__Material__.
================

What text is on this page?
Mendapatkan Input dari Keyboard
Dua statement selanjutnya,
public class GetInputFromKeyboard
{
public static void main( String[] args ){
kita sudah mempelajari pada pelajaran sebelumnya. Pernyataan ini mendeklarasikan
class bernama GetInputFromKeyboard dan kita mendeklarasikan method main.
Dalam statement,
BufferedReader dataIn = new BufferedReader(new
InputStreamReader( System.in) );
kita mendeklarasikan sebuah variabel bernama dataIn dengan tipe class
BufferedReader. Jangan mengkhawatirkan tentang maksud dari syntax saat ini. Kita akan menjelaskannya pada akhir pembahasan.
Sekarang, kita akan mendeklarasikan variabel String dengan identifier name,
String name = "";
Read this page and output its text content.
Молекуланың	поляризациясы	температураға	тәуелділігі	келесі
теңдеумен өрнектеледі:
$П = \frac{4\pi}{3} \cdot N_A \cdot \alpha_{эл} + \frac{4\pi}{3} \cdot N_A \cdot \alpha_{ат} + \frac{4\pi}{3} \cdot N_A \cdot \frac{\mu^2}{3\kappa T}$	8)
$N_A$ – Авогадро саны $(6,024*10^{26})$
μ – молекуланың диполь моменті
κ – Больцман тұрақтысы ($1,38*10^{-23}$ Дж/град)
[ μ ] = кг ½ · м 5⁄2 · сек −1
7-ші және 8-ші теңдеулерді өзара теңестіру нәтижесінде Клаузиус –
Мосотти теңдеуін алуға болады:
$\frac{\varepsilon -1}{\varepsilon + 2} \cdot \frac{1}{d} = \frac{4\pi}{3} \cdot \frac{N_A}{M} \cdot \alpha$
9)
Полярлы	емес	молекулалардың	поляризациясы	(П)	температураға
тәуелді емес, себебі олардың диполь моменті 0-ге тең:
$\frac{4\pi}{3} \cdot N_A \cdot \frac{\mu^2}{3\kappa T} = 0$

================

__The request__. How many lines in the entries contain the string "akan"? Answer with the number only.

__In response__. 2